→ **GIVEN INSTRUCTION 1**
From the page excerpt on the Epistle of St James, list every modern critic or scholar named in the body paragraphs, leaving out the footnote.

→ **PAGE EXCERPT**
——————

But if there is no need to transfer to the second century St James's conception of law, the same remark may be made with regard to his treatment of faith and works.

Something has already been said as to the practical bearing of St James's remarks, in proof that his opposition is probably not to Paulinism, but to a Jewish acceptance of faith as purely intellectual, and to an antinomianism which might at any time invade the Church, and which St Paul, nay our Lord Himself, rebuked and condemned. Jülicher, however, insists that such a discussion of faith and works in relation to salvation could not have found any place before the time of St Paul's wide activity. But if St James's Epistle is not a document of primitive Christianity, then we are not in a position to say whether such a discussion could find any place or not, for we have no other writing of this early period to help us to an answer, since St Paul's earliest Epistles were addressed not to Jewish, but to mixed Churches. It is therefore difficult to see from what source Jülicher could obtain the information which would justify his assertion, and we have already seen that there is some reason to suppose that such a discussion might well have found a place in the Jewish schools before St Paul's day.

But Jülicher is not content with such arguments in proof of his theory that the Epistle before us dates from the second century. He characterises the attempt to assign it the earliest place in the New Testament as still more laughable than the attempt (that of B. Weiss and Kühl, amongst others) to place 1 Pet. before St Paul's writings. But we may be pardoned for thinking that it would be still more ridiculous for an unknown writer to attempt to pass himself off as James of Jerusalem, without making the slightest effort to claim the title of Apostle or Elder, or in any way of a leader of the Church, and to address from his obscurity an Epistle to the twelve tribes of the Dispersion. It has well been pointed out by Zahn that whilst the hostile critics differ amongst themselves as to the date of the Epistle, they nevertheless agree in one particular, viz. that the author wished that his writing should be taken for the work of the illustrious James, the head of the Jerusalem Church. But, if so, it is strange, as we have already seen, that no attempt is made by this

1 See further Weiss, Neue kirchliche Zeitschrift, May, 1904, p. 417.

——————

→ **GIVEN INSTRUCTION 2**
Reproduce the rows between the one holding "UI element localization: list" and the one holding "caption-line-2: 好耐無買衫了😂屋企都無位擺衫了😿 bbox=[50, 1651, 1130, 1708]", inclusive, and omit the pictures.

→ **EXERCISE MATERIALS**
——————

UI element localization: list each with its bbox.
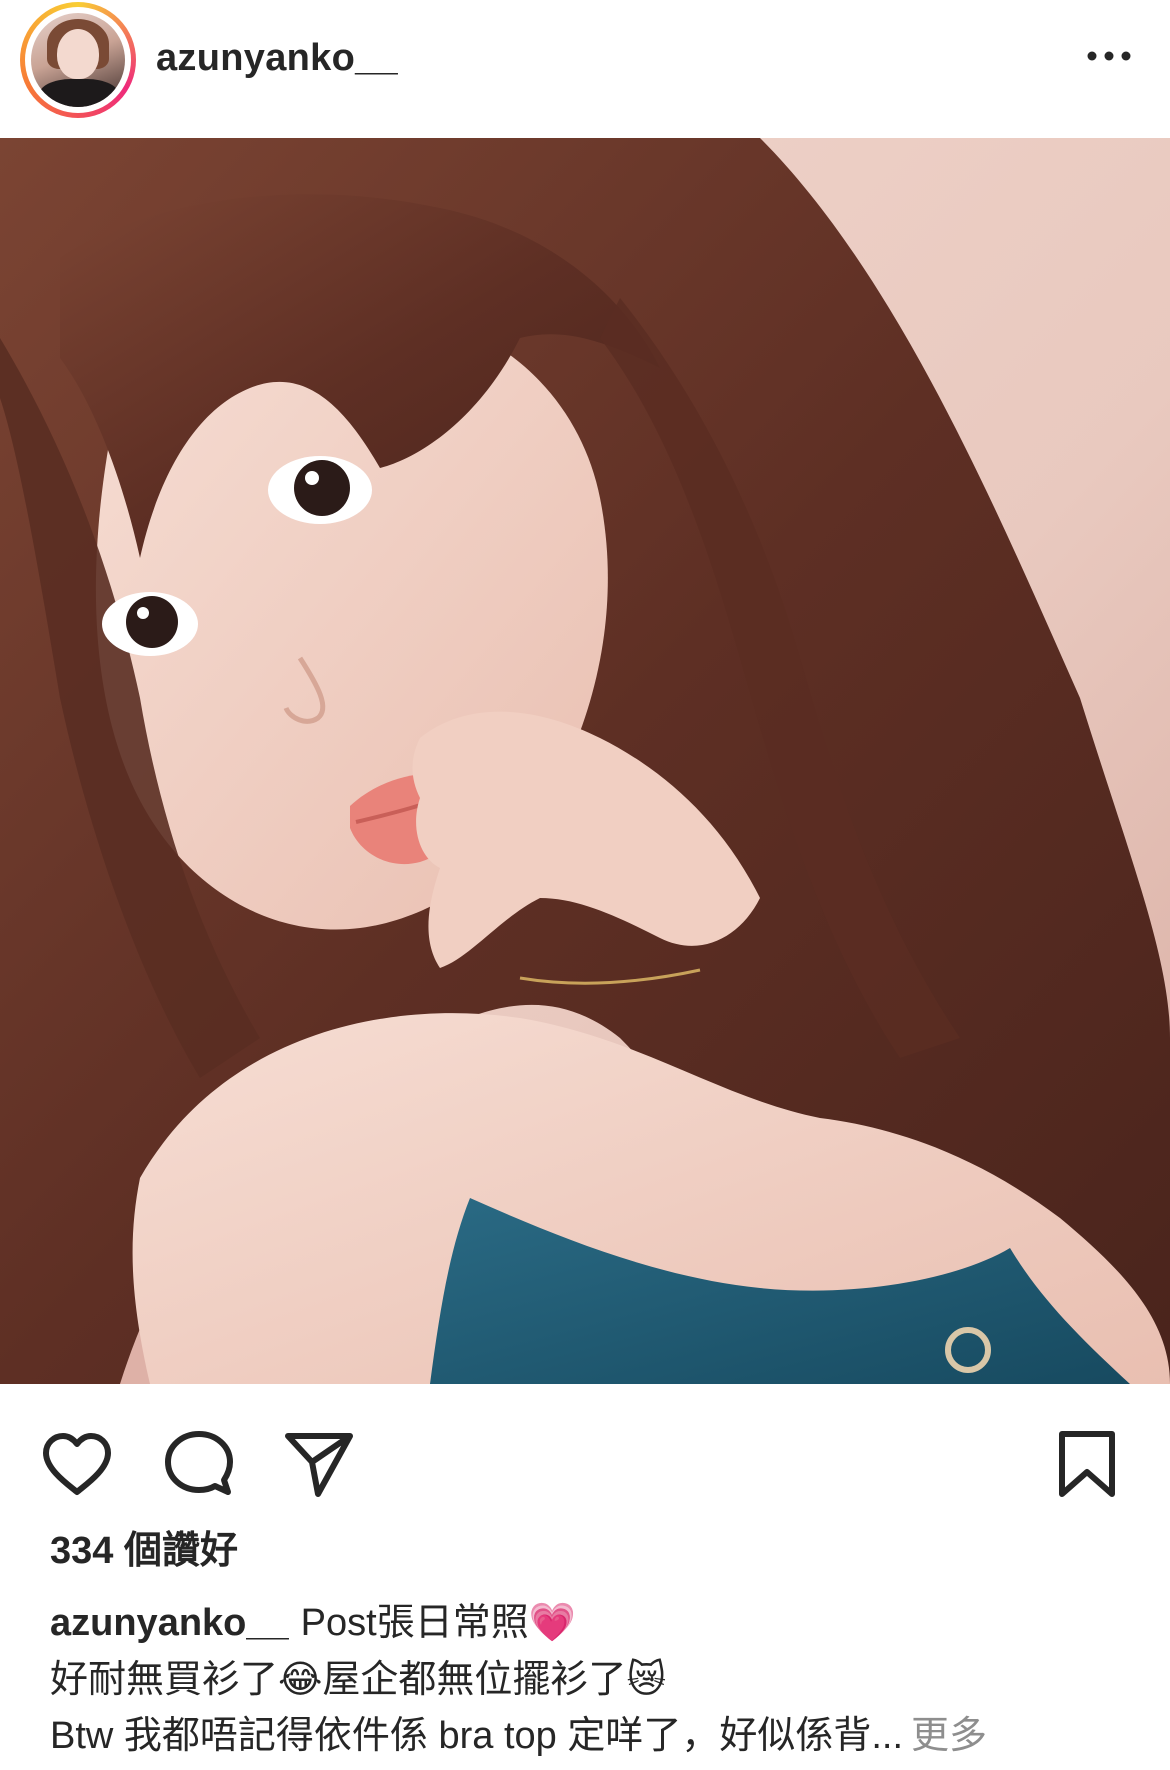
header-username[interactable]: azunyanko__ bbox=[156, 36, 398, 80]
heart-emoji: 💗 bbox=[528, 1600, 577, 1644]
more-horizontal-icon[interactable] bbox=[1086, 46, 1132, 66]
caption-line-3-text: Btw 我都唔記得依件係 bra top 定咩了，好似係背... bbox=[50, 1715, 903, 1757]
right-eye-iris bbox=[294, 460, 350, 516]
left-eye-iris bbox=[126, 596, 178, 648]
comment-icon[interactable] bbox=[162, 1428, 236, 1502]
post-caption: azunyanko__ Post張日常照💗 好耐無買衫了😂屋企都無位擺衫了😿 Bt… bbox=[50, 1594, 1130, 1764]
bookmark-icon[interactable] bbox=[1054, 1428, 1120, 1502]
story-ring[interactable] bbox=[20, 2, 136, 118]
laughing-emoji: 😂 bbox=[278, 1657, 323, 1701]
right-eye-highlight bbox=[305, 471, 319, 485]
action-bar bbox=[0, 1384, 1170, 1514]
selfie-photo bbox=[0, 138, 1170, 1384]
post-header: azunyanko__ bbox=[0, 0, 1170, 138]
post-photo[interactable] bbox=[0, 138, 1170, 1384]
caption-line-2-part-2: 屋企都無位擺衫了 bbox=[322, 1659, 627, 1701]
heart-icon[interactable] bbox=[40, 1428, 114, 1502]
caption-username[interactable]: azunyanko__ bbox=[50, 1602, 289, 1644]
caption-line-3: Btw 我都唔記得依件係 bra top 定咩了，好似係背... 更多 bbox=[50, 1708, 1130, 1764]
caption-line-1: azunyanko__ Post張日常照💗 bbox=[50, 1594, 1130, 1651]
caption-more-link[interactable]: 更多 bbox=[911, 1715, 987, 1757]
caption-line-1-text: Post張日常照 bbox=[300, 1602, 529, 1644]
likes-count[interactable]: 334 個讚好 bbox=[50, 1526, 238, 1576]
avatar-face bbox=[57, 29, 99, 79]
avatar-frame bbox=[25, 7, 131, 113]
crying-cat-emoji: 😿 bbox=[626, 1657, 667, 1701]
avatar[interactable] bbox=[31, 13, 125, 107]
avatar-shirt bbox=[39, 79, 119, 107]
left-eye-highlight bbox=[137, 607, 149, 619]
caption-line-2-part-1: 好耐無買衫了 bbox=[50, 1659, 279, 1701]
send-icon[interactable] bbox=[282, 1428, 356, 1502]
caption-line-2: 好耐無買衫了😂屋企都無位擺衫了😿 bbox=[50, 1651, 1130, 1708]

——————

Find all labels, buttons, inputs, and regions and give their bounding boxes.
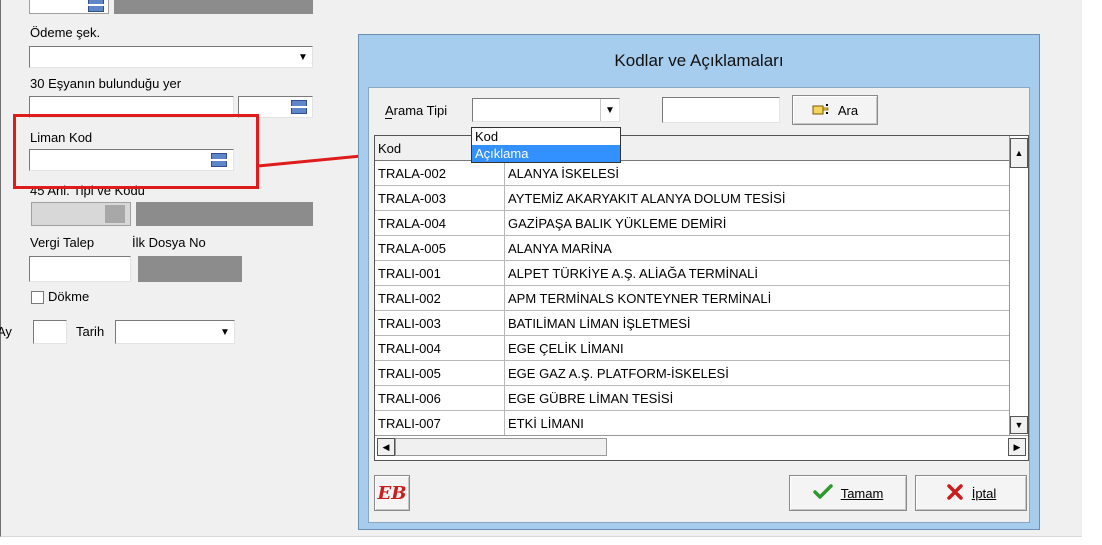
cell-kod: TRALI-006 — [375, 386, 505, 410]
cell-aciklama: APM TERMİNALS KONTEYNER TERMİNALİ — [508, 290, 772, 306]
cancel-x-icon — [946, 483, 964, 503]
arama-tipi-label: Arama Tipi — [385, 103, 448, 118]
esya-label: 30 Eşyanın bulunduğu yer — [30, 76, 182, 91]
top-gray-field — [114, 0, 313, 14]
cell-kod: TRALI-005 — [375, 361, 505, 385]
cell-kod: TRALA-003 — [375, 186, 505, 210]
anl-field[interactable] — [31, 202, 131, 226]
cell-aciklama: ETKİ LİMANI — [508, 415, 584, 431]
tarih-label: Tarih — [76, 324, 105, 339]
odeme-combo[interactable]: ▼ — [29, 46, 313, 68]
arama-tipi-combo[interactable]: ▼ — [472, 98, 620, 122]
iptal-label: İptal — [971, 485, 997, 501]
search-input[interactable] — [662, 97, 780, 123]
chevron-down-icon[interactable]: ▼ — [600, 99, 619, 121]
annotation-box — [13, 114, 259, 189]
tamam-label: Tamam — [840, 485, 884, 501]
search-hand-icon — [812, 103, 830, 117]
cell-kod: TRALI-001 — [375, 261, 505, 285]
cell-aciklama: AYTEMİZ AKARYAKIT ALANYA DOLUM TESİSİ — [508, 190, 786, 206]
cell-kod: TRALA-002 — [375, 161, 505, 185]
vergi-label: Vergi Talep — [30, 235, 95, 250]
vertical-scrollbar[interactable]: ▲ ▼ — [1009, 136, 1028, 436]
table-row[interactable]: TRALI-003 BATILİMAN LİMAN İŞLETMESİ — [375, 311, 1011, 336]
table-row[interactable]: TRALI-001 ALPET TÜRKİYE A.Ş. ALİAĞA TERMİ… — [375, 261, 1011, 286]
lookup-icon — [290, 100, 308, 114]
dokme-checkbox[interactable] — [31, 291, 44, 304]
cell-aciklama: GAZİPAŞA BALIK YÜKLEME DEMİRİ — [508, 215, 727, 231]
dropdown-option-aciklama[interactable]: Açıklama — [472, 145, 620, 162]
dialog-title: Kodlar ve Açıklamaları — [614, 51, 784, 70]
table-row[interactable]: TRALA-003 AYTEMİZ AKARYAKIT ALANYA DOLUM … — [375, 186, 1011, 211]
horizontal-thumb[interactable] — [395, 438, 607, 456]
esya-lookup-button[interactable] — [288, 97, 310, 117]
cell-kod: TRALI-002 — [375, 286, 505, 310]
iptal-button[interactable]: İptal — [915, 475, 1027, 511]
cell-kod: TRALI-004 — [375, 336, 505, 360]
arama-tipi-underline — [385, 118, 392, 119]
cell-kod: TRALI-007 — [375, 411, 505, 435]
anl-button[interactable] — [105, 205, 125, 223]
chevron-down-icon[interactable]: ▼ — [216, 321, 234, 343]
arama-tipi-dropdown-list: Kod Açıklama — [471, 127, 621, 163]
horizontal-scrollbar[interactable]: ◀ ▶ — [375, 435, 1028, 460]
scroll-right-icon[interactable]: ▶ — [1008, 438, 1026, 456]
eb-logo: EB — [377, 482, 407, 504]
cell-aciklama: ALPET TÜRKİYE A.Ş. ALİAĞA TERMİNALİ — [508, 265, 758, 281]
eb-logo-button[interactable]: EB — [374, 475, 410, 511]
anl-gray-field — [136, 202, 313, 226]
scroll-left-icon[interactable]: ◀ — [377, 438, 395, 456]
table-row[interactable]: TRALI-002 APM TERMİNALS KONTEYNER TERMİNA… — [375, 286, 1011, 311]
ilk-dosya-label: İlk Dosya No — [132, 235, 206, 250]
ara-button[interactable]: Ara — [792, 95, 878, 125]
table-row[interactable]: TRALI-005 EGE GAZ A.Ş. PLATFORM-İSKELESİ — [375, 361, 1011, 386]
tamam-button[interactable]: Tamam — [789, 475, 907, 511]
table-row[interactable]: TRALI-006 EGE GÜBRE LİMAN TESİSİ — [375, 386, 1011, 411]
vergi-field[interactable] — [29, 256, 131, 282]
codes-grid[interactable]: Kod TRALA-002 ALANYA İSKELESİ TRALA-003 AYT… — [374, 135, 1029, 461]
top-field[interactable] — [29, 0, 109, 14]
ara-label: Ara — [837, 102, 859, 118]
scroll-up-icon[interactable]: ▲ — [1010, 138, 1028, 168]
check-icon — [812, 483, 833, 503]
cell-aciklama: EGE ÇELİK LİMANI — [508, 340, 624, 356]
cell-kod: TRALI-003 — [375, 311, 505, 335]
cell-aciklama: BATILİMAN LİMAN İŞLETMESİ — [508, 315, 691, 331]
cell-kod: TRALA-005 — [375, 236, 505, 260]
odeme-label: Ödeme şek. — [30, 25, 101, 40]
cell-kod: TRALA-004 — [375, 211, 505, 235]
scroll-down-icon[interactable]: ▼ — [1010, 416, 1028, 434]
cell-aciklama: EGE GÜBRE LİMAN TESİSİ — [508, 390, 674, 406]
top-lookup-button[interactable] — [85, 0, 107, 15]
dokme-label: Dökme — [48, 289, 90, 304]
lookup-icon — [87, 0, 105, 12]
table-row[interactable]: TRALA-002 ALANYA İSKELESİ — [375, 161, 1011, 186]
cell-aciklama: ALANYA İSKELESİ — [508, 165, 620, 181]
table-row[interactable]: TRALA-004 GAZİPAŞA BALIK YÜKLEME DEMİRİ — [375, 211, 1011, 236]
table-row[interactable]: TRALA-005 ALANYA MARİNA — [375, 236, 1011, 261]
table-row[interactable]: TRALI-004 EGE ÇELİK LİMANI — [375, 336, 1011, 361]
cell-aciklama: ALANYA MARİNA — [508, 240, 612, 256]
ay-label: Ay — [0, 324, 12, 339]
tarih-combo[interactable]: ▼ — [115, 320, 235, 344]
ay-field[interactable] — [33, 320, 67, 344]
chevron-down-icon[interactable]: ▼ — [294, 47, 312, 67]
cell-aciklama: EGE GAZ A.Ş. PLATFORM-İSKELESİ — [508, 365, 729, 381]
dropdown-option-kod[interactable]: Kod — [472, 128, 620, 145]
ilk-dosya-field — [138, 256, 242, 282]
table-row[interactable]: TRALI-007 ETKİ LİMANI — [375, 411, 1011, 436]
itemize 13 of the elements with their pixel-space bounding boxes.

——————

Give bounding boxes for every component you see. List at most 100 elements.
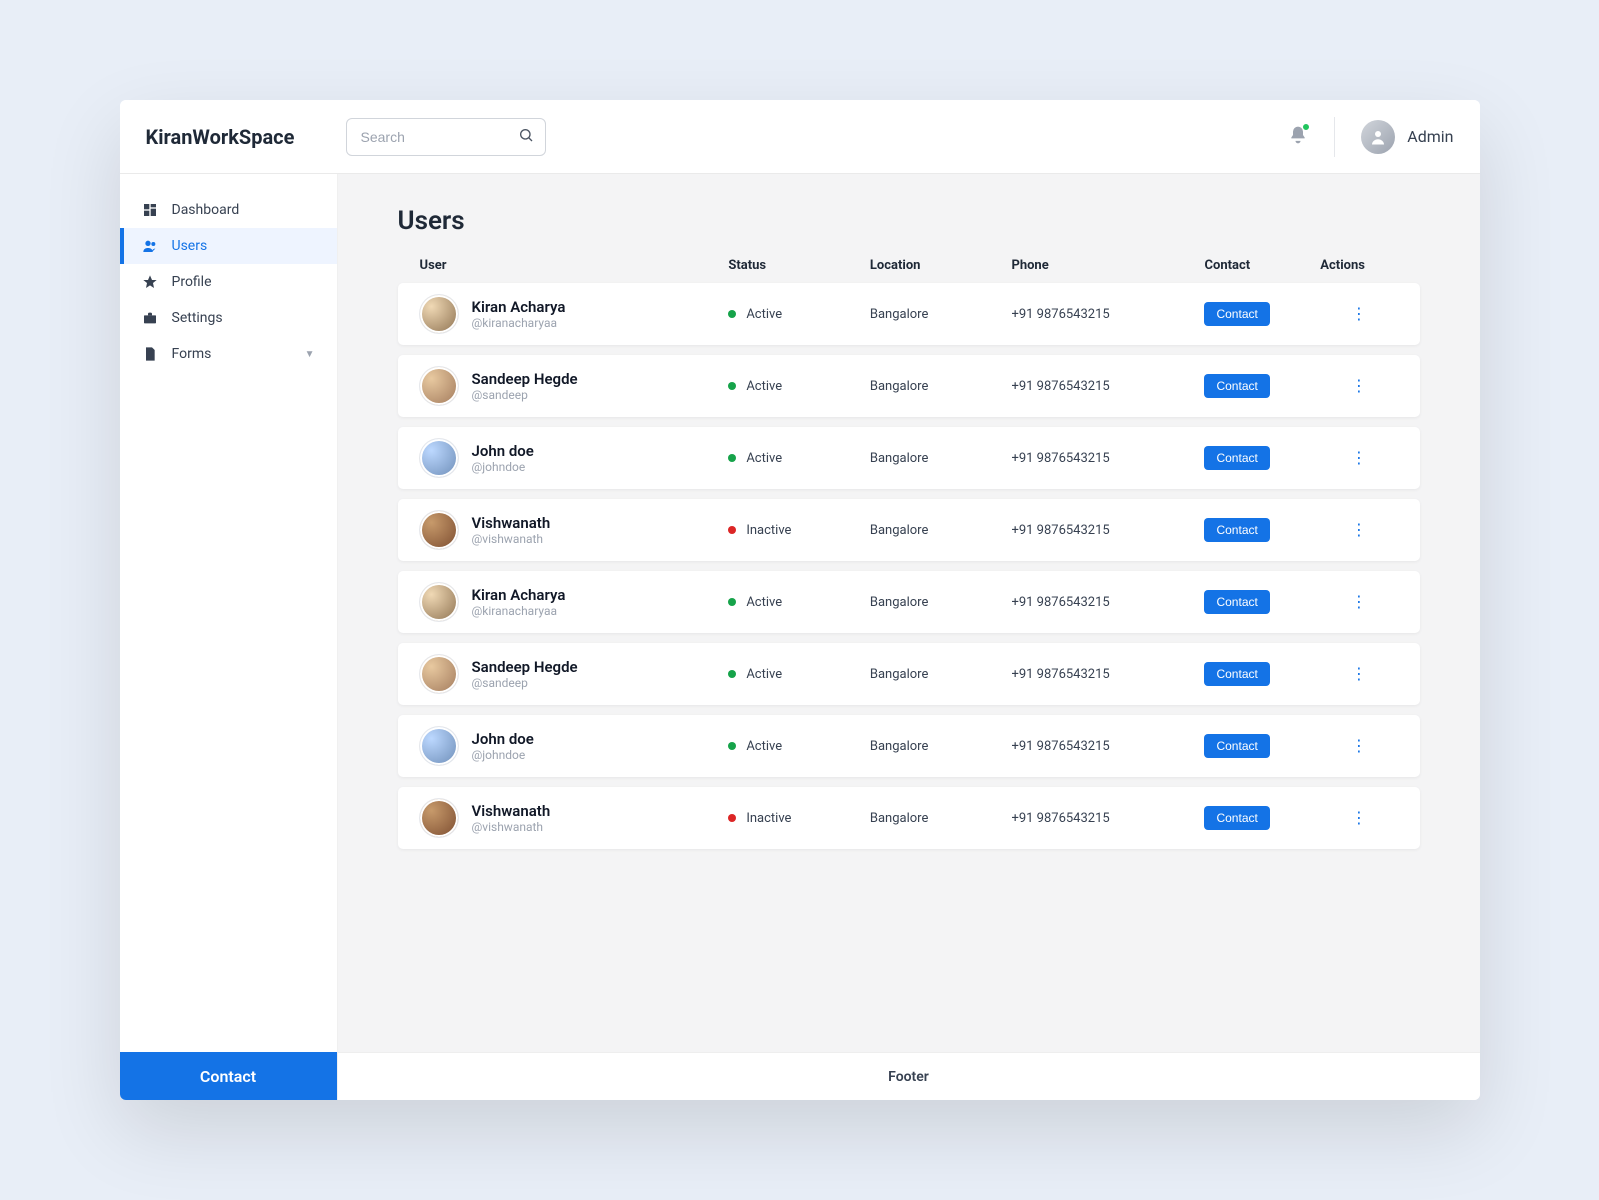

——————

→ **OUTPUT 1**
Jülicher, B. Weiss, Kühl, Zahn

→ **OUTPUT 2**
UI element localization: list each with its bbox.
header-username[interactable]: azunyanko__ bbox=[156, 36, 398, 80]
heart-emoji: 💗 bbox=[528, 1600, 577, 1644]
more-horizontal-icon[interactable] bbox=[1086, 46, 1132, 66]
caption-line-3-text: Btw 我都唔記得依件係 bra top 定咩了，好似係背... bbox=[50, 1715, 903, 1757]
right-eye-iris bbox=[294, 460, 350, 516]
left-eye-iris bbox=[126, 596, 178, 648]
comment-icon[interactable] bbox=[162, 1428, 236, 1502]
post-caption: azunyanko__ Post張日常照💗 好耐無買衫了😂屋企都無位擺衫了😿 Bt… bbox=[50, 1594, 1130, 1764]
bookmark-icon[interactable] bbox=[1054, 1428, 1120, 1502]
story-ring[interactable] bbox=[20, 2, 136, 118]
laughing-emoji: 😂 bbox=[278, 1657, 323, 1701]
right-eye-highlight bbox=[305, 471, 319, 485]
action-bar bbox=[0, 1384, 1170, 1514]
selfie-photo bbox=[0, 138, 1170, 1384]
post-header: azunyanko__ bbox=[0, 0, 1170, 138]
post-photo[interactable] bbox=[0, 138, 1170, 1384]
caption-line-2-part-2: 屋企都無位擺衫了 bbox=[322, 1659, 627, 1701]
heart-icon[interactable] bbox=[40, 1428, 114, 1502]
caption-username[interactable]: azunyanko__ bbox=[50, 1602, 289, 1644]
caption-line-3: Btw 我都唔記得依件係 bra top 定咩了，好似係背... 更多 bbox=[50, 1708, 1130, 1764]
caption-line-1: azunyanko__ Post張日常照💗 bbox=[50, 1594, 1130, 1651]
caption-more-link[interactable]: 更多 bbox=[911, 1715, 987, 1757]
caption-line-1-text: Post張日常照 bbox=[300, 1602, 529, 1644]
likes-count[interactable]: 334 個讚好 bbox=[50, 1526, 238, 1576]
avatar-face bbox=[57, 29, 99, 79]
avatar-frame bbox=[25, 7, 131, 113]
crying-cat-emoji: 😿 bbox=[626, 1657, 667, 1701]
avatar[interactable] bbox=[31, 13, 125, 107]
avatar-shirt bbox=[39, 79, 119, 107]
left-eye-highlight bbox=[137, 607, 149, 619]
caption-line-2-part-1: 好耐無買衫了 bbox=[50, 1659, 279, 1701]
send-icon[interactable] bbox=[282, 1428, 356, 1502]
caption-line-2: 好耐無買衫了😂屋企都無位擺衫了😿 bbox=[50, 1651, 1130, 1708]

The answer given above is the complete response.